__WHAT IS ASKED__:
In the listing below, locate the lines that hold the string "Ansonsten". Copy those lines.

__Dataset items__:

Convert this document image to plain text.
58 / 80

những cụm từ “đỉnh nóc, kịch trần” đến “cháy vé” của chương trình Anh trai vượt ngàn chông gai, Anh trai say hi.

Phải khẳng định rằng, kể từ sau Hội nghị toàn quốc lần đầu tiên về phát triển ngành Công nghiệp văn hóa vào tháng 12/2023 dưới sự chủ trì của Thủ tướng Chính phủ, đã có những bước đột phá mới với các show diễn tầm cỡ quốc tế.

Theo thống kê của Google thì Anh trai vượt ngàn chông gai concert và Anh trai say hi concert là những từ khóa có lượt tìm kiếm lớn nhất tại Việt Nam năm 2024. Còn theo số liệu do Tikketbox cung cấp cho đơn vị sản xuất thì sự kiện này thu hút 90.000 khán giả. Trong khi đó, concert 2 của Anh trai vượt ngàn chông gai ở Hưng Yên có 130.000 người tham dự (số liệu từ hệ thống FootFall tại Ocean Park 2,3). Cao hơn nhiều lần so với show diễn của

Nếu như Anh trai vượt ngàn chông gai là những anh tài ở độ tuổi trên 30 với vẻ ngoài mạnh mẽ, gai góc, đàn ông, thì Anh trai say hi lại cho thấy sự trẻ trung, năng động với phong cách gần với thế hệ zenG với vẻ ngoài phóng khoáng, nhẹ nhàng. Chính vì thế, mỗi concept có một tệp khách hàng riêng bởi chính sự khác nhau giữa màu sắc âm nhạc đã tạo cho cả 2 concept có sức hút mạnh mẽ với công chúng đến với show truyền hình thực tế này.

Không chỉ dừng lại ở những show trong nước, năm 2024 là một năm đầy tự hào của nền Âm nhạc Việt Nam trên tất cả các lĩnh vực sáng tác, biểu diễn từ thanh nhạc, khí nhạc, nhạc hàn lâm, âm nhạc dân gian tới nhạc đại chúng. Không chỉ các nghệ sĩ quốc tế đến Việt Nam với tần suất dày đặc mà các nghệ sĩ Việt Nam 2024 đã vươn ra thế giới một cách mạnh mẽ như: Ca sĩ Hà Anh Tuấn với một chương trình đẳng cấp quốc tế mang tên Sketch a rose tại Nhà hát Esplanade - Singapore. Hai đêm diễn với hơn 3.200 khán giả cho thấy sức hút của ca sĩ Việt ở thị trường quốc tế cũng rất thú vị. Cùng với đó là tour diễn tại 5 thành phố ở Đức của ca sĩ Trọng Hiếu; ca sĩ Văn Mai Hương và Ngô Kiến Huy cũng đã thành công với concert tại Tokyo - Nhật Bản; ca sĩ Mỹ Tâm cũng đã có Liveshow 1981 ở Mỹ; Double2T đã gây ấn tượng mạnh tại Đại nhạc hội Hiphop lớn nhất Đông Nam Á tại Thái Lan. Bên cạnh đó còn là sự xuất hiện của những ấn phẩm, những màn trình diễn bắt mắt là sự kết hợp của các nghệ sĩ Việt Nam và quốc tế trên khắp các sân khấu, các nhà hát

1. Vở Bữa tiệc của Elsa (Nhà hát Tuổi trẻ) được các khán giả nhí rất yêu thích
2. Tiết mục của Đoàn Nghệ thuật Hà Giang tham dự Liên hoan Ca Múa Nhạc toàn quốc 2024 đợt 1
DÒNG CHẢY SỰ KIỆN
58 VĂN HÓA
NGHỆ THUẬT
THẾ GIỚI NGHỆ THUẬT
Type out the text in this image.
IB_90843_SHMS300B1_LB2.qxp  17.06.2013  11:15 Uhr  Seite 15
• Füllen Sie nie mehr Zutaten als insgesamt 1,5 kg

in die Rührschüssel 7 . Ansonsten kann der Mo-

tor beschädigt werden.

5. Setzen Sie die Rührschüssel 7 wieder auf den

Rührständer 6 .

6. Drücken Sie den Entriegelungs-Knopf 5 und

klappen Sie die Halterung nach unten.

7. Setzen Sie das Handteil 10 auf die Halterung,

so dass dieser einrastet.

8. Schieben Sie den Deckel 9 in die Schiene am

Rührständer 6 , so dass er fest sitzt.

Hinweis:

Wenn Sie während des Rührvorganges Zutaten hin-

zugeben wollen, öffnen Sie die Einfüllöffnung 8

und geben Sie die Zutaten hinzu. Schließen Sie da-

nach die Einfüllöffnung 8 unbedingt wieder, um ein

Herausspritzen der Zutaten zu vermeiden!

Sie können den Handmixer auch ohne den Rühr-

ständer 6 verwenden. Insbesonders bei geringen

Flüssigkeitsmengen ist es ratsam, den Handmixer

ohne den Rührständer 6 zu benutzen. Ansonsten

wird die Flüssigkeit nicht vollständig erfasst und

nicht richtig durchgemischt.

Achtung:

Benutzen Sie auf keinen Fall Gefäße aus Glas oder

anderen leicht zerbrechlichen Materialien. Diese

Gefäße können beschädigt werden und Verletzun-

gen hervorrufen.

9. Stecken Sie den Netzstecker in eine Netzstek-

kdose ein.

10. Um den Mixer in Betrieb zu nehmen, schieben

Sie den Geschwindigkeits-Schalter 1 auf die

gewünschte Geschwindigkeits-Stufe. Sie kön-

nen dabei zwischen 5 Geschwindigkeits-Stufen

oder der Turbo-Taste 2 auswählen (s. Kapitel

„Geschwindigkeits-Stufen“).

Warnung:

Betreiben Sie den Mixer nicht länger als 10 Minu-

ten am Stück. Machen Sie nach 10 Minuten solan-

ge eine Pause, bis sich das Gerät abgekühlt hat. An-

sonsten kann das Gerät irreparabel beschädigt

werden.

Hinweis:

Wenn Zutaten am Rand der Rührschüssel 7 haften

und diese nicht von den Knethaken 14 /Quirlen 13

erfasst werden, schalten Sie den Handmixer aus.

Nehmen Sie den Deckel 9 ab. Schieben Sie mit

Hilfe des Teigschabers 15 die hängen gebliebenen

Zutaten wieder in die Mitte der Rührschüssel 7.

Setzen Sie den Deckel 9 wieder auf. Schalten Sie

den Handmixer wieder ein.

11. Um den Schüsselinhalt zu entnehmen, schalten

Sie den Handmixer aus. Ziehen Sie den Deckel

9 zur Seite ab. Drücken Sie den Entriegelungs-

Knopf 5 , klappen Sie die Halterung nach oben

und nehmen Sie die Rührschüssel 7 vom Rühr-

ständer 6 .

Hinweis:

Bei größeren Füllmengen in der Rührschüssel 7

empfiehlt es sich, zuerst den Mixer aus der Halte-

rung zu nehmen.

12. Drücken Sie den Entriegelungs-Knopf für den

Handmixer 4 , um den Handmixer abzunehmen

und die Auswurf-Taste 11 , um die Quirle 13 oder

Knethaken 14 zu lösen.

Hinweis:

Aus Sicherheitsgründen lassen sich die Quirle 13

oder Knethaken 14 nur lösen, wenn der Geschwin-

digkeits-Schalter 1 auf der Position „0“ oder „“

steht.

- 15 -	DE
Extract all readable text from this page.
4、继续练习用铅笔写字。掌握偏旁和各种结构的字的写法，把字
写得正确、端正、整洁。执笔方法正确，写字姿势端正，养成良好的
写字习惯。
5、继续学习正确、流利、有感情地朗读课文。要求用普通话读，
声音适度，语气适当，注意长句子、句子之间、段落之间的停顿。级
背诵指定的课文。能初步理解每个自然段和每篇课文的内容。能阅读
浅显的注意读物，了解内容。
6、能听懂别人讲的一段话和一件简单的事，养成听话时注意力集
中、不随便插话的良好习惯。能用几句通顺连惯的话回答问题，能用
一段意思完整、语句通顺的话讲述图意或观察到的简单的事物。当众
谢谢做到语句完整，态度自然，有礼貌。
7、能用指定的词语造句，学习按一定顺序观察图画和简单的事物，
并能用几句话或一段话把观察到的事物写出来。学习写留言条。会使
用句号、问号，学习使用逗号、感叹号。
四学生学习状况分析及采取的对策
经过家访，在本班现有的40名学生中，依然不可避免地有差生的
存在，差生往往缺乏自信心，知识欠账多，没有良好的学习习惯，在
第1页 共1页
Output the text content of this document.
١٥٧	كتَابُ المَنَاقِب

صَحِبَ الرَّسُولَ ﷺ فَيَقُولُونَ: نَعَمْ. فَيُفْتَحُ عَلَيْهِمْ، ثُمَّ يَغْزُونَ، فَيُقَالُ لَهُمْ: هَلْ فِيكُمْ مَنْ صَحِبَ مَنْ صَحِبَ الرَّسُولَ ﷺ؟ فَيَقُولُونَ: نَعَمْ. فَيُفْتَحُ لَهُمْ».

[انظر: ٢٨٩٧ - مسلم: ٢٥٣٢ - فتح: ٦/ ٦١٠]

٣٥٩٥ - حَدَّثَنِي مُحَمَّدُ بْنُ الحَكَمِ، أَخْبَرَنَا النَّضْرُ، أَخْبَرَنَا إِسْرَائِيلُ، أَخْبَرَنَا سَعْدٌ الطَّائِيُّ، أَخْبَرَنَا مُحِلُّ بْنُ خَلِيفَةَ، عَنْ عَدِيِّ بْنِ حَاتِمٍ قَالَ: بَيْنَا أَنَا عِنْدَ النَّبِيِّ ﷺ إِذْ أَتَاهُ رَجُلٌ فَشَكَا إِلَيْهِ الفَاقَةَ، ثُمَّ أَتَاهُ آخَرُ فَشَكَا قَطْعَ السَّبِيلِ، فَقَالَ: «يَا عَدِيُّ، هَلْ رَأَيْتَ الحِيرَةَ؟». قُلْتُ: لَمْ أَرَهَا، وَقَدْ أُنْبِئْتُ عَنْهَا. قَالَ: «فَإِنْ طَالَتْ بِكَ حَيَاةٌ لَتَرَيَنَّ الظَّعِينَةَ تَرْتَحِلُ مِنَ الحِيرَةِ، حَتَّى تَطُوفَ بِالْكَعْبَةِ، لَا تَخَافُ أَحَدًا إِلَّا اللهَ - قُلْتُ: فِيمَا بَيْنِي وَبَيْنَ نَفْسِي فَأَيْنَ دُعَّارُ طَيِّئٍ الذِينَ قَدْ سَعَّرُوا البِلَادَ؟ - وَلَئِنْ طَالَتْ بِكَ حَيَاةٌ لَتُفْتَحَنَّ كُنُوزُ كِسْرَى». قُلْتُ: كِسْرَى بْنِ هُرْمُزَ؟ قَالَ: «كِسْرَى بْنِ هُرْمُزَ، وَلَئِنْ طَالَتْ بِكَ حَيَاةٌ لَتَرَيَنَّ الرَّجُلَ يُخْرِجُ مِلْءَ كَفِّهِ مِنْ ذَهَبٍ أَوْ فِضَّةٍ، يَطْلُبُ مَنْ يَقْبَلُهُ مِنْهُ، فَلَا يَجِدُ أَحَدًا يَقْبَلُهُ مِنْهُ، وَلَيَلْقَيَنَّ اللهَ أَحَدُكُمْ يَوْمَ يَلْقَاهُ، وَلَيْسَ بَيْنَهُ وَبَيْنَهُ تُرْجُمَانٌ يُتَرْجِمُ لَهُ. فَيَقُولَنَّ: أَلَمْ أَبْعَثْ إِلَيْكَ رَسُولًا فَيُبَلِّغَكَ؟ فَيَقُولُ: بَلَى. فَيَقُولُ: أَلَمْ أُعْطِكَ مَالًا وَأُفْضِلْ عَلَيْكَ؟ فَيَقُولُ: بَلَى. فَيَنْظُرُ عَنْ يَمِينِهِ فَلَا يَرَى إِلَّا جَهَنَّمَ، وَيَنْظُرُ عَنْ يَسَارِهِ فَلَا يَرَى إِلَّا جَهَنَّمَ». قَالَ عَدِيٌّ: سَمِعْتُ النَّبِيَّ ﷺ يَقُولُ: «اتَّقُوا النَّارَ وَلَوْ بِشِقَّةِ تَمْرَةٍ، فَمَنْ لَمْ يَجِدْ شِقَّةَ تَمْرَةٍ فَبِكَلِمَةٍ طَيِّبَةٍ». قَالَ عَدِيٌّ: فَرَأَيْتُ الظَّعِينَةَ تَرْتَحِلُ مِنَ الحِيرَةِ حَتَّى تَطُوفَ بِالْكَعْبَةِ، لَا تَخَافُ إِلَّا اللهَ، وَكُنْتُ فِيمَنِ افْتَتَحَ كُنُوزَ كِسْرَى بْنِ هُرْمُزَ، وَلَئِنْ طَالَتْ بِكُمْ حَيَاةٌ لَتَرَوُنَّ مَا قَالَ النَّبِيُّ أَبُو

__THE REPLY__:
in die Rührschüssel 7 . Ansonsten kann der Mo-
ohne den Rührständer 6 zu benutzen. Ansonsten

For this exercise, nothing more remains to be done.